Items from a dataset
◆ ◆ ◆ ◆ ◆
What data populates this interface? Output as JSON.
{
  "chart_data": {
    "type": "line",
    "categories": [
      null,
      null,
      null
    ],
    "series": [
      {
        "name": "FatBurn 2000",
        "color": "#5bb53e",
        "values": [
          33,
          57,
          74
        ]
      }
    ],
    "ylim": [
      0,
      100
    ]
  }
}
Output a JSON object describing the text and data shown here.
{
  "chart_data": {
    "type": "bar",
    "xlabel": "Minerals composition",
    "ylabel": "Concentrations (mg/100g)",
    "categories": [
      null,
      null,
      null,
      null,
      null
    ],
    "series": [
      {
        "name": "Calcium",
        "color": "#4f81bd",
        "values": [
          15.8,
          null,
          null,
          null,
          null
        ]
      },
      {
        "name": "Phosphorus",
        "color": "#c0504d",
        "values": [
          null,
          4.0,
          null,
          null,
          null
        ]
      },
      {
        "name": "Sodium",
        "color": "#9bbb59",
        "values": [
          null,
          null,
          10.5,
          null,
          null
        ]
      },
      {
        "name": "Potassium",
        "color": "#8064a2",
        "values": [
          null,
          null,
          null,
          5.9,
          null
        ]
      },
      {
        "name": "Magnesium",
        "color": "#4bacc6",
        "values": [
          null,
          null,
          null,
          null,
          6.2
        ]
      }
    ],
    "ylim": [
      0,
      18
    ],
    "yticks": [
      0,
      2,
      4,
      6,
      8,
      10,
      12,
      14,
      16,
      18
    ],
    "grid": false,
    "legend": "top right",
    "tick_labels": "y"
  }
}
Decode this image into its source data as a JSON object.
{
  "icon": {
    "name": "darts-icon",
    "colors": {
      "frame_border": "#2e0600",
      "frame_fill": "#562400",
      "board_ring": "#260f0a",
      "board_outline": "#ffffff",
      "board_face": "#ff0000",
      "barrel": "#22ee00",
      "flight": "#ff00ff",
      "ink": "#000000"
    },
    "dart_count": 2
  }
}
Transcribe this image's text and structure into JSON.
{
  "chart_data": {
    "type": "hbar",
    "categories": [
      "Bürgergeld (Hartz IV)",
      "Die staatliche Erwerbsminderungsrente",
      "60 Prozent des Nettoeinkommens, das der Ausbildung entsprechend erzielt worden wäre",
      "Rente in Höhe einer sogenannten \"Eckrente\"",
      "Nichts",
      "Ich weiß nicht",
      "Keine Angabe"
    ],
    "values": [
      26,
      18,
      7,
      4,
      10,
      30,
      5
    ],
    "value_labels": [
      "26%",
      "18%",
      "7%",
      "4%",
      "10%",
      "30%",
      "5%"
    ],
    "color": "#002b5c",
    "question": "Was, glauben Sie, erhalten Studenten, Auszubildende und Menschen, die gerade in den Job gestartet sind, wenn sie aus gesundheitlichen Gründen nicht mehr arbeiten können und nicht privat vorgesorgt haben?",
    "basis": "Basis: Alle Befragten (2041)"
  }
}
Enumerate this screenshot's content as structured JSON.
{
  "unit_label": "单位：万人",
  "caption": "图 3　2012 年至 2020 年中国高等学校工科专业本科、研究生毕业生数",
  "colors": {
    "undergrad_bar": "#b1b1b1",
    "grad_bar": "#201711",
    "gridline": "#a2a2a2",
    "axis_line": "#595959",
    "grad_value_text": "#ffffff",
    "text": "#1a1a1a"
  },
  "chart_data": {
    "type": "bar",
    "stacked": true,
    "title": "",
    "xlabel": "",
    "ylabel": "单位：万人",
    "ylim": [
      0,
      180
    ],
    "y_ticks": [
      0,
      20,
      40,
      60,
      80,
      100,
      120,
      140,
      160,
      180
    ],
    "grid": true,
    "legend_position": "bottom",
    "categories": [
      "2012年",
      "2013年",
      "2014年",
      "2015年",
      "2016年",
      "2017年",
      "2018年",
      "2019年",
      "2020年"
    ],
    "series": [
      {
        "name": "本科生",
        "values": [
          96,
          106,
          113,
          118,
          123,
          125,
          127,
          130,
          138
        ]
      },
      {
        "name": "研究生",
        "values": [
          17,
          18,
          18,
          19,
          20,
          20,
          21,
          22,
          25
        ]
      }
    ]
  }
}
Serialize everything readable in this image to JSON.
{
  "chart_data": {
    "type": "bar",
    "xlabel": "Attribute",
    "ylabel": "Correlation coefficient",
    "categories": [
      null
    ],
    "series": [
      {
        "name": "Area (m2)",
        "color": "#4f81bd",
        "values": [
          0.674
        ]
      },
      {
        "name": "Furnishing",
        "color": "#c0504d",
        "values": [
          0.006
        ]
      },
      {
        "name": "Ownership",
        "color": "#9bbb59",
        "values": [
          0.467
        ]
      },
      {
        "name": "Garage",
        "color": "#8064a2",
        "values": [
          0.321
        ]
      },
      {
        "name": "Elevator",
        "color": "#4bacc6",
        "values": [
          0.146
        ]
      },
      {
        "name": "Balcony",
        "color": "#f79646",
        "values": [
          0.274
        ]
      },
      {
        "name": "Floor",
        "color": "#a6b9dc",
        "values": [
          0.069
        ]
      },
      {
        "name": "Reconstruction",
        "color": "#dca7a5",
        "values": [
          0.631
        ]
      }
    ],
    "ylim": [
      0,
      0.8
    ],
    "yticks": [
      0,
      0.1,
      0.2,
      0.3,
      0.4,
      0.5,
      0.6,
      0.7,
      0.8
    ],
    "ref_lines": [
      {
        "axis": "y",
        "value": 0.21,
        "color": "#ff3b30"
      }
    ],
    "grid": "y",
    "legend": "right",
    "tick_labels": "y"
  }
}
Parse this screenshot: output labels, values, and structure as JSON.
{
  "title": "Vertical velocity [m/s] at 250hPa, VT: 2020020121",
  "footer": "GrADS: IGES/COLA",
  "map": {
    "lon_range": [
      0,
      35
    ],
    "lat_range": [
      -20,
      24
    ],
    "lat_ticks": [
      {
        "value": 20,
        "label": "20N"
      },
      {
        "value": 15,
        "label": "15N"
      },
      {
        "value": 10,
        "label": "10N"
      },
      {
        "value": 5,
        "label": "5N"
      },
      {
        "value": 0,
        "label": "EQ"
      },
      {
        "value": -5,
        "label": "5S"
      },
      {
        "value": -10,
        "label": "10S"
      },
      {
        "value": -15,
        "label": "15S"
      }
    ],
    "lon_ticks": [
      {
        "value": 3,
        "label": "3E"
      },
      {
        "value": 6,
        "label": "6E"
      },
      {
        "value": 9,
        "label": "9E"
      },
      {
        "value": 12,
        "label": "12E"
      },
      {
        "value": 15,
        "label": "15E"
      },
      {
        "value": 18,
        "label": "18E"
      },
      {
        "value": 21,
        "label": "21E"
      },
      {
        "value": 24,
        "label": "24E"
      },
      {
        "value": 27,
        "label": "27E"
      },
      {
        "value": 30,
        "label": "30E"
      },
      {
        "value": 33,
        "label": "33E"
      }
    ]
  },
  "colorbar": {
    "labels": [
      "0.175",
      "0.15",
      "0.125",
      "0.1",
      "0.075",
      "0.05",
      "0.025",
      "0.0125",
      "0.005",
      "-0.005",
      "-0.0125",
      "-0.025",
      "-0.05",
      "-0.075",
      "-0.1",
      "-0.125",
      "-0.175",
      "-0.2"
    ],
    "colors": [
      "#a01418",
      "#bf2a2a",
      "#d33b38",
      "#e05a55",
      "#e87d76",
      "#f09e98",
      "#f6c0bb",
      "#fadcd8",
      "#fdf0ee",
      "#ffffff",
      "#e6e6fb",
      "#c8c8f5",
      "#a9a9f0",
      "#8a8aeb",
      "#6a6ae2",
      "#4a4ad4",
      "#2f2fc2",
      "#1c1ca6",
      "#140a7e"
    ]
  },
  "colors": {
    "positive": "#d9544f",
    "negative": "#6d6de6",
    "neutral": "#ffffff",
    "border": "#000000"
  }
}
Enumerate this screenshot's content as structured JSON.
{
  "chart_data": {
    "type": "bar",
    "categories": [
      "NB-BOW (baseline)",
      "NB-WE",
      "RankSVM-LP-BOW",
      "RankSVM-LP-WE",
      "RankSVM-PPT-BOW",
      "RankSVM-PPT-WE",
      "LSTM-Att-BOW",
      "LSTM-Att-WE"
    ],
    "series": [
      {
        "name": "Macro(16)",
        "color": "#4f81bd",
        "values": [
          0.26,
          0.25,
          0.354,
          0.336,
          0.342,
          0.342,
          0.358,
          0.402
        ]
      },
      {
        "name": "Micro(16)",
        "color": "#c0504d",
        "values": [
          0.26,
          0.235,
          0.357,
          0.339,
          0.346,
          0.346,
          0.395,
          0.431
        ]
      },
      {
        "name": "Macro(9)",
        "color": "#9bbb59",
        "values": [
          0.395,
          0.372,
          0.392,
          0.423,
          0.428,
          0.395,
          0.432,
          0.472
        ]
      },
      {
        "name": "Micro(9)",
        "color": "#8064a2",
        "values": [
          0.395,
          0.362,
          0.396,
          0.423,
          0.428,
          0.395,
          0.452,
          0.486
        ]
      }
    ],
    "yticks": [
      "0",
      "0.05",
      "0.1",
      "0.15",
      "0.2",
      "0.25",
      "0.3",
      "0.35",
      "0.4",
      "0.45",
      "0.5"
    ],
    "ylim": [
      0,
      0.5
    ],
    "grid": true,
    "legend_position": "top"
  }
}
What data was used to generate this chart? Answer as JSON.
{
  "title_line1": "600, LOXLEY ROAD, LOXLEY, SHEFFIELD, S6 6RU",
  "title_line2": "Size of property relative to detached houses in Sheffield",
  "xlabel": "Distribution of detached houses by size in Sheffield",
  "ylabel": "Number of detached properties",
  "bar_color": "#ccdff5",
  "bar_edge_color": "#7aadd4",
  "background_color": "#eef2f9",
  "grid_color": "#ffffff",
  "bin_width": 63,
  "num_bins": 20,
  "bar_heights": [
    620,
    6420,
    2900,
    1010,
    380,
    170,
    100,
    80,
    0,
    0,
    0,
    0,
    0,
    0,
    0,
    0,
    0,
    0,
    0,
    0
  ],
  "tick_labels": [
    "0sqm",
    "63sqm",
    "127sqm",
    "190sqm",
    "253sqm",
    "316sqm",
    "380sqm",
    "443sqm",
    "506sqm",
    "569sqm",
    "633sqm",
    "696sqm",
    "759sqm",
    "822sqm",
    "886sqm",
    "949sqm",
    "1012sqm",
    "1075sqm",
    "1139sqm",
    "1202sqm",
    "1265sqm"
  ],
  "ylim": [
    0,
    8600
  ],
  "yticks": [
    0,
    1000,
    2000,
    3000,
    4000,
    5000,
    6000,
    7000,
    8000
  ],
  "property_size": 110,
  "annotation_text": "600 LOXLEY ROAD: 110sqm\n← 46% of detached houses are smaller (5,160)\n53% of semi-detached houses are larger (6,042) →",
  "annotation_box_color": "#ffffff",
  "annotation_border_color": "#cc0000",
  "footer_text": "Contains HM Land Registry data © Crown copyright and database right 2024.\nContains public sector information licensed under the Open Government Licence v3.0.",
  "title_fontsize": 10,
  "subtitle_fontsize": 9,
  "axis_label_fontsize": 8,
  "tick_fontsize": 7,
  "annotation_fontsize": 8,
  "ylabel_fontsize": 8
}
◆ ◆ ◆ ◆ ◆
From the material above, copy each line that includes the word "ffffff".

      "board_outline": "#ffffff",
    "grad_value_text": "#ffffff",
      "#ffffff",
    "neutral": "#ffffff",
  "grid_color": "#ffffff",
  "annotation_box_color": "#ffffff",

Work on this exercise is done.